• **Task statement**
Spot every line with the word "structured" and return it.

>> start

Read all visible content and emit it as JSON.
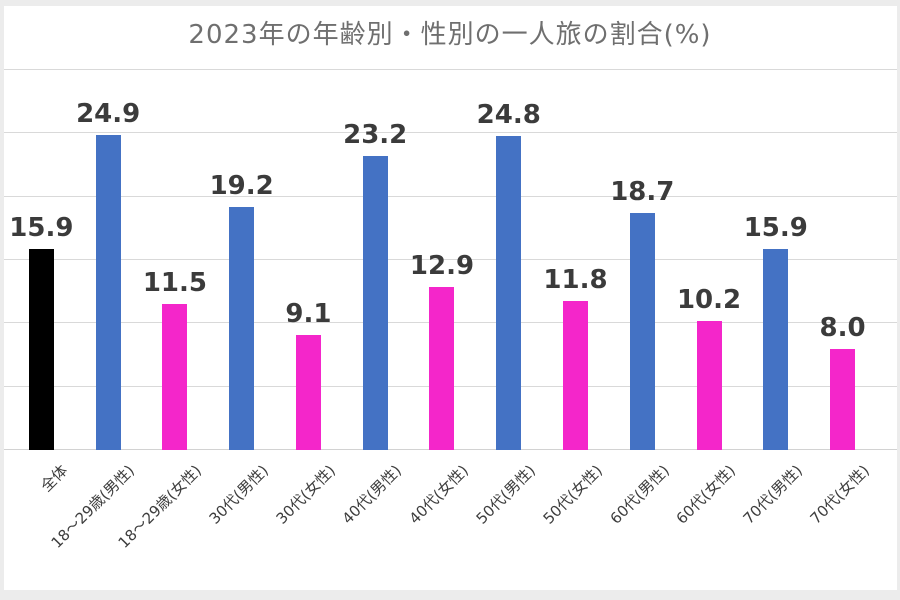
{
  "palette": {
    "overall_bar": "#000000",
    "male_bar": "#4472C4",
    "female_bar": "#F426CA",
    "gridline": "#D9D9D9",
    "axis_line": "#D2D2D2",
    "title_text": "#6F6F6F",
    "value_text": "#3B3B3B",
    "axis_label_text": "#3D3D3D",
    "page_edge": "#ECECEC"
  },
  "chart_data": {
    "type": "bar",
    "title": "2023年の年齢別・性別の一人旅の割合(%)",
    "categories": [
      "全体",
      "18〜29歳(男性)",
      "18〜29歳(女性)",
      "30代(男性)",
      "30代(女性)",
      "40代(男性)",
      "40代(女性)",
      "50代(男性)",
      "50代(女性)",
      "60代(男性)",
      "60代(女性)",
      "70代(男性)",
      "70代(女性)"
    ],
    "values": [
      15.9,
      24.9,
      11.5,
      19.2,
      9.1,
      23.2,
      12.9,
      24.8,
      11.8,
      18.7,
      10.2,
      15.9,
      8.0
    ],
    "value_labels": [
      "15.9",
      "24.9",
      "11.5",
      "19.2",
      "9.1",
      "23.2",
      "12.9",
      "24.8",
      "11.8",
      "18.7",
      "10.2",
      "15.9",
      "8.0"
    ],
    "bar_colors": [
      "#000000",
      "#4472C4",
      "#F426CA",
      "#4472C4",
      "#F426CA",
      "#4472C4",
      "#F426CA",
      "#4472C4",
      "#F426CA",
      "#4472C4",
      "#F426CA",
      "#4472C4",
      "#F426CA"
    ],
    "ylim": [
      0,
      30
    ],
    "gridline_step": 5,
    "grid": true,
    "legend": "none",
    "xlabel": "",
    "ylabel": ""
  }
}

>> end
>> start

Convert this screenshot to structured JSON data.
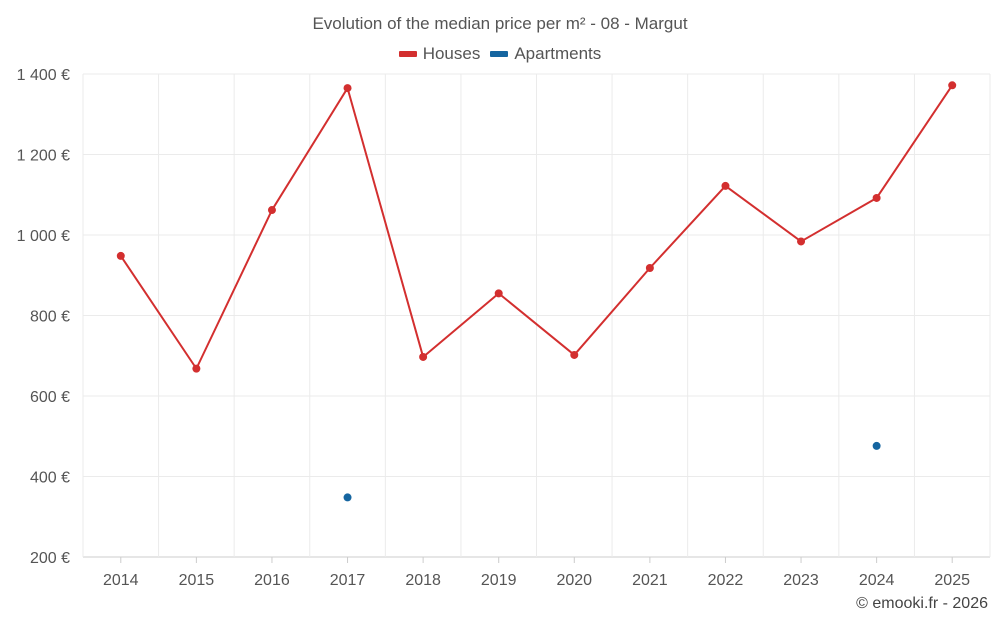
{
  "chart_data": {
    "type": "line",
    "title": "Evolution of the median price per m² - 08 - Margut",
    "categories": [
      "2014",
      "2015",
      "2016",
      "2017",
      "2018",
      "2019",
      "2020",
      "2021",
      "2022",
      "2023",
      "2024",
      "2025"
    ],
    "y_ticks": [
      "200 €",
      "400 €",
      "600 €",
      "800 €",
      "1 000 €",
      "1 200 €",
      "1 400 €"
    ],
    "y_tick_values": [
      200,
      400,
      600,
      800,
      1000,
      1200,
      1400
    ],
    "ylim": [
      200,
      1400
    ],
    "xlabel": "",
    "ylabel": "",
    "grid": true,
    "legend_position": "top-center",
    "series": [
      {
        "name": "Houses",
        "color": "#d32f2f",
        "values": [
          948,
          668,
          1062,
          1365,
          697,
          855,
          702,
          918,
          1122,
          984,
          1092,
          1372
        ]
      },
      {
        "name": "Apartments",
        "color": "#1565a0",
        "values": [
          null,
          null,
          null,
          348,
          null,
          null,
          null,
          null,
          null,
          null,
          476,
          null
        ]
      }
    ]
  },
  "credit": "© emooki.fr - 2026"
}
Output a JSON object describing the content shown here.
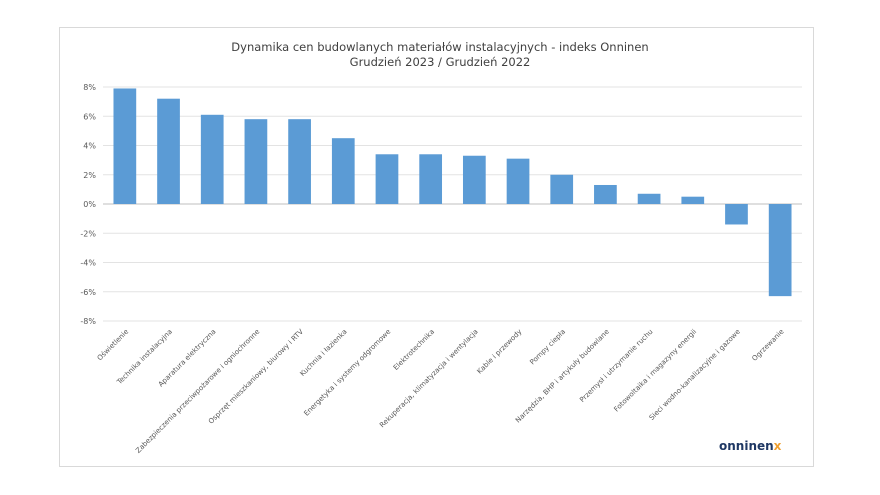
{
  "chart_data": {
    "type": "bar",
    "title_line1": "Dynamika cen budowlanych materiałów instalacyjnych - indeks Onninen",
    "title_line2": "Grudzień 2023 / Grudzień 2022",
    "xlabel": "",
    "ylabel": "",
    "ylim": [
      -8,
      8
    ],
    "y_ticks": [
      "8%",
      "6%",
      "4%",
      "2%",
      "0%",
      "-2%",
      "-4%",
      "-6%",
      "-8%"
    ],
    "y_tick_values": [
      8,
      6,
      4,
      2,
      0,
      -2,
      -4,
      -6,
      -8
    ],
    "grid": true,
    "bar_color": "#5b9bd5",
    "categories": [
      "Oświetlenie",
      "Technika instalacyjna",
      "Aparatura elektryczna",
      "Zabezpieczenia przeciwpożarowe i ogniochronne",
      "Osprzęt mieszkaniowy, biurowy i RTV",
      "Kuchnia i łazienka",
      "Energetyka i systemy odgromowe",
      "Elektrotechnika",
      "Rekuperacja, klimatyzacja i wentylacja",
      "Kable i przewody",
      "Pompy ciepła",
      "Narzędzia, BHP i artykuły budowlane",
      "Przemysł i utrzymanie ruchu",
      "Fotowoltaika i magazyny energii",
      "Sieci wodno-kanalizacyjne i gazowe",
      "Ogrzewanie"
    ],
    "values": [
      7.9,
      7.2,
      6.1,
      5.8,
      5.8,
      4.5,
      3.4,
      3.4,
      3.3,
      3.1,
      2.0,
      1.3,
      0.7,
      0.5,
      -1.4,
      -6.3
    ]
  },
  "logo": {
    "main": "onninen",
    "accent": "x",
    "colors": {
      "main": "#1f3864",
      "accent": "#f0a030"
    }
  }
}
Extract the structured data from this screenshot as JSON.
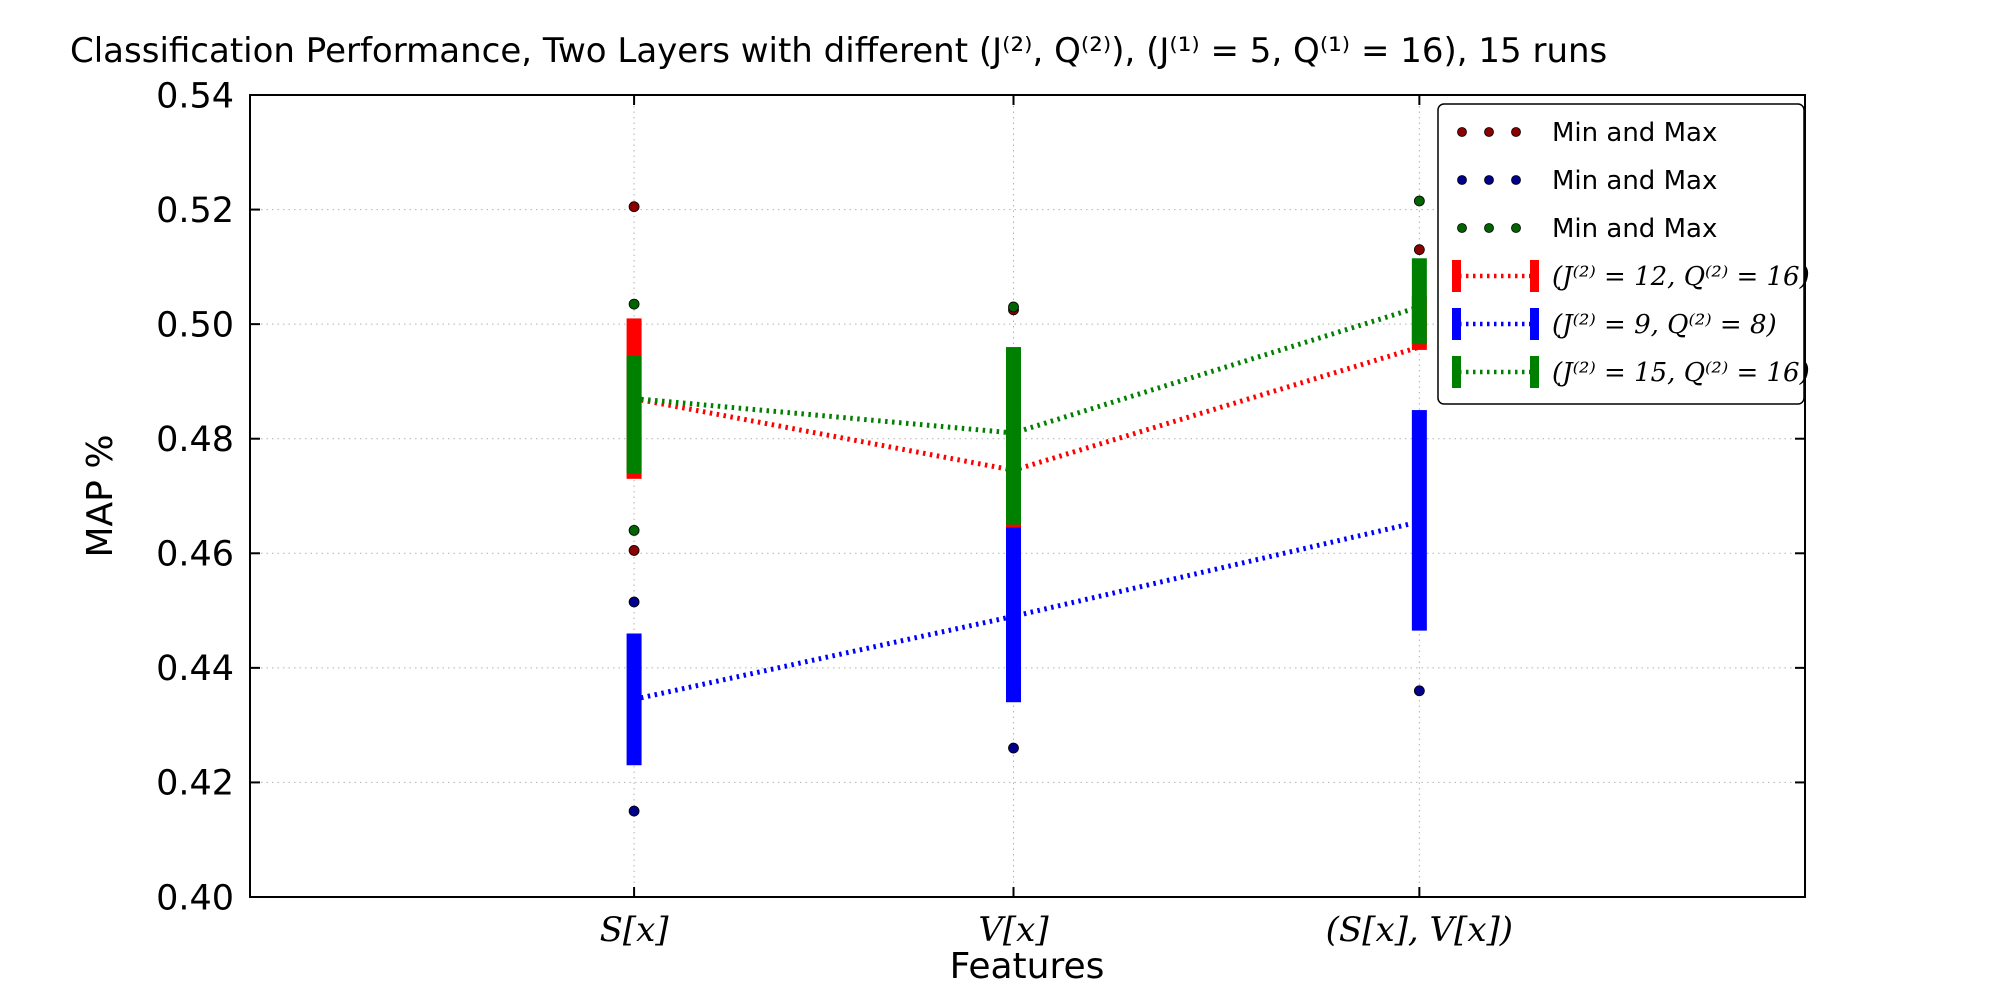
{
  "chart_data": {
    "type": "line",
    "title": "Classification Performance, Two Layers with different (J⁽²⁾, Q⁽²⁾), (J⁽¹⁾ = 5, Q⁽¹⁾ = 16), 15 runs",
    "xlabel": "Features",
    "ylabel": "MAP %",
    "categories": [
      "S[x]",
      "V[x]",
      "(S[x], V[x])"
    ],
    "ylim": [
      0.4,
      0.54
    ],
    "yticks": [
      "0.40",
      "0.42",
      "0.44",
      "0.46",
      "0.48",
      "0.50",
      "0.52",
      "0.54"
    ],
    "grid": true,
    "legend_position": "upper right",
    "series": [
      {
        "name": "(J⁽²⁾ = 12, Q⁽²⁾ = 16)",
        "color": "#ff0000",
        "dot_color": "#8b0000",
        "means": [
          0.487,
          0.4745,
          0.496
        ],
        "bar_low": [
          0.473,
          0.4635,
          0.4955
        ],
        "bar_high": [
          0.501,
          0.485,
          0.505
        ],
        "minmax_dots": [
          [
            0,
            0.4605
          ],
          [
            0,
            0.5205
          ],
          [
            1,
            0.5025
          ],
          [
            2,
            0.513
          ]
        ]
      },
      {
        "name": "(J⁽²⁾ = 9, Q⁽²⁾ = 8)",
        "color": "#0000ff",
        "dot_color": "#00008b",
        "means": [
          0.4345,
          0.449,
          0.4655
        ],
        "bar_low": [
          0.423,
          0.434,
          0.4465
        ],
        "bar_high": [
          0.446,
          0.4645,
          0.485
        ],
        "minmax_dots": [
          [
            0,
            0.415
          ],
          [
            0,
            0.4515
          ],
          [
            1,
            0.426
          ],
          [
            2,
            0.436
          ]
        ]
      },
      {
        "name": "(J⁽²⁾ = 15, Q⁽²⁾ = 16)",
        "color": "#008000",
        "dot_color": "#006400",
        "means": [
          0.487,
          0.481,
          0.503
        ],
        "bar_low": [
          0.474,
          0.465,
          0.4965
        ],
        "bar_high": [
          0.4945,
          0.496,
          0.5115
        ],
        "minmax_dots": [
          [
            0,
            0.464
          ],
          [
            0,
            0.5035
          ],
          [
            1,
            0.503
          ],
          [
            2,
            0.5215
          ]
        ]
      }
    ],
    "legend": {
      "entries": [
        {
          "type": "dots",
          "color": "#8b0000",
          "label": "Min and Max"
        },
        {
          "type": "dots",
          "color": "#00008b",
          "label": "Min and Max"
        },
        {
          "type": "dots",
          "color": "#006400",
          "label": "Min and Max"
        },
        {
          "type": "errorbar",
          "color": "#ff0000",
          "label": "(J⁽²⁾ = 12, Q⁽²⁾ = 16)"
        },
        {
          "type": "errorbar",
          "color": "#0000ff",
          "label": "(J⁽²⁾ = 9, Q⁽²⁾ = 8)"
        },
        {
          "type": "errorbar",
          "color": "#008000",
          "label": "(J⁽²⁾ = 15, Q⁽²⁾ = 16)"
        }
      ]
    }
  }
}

>> end

• **Final answer**
Convert this screenshot to structured JSON data.
Extract the structured data from this screenshot as JSON.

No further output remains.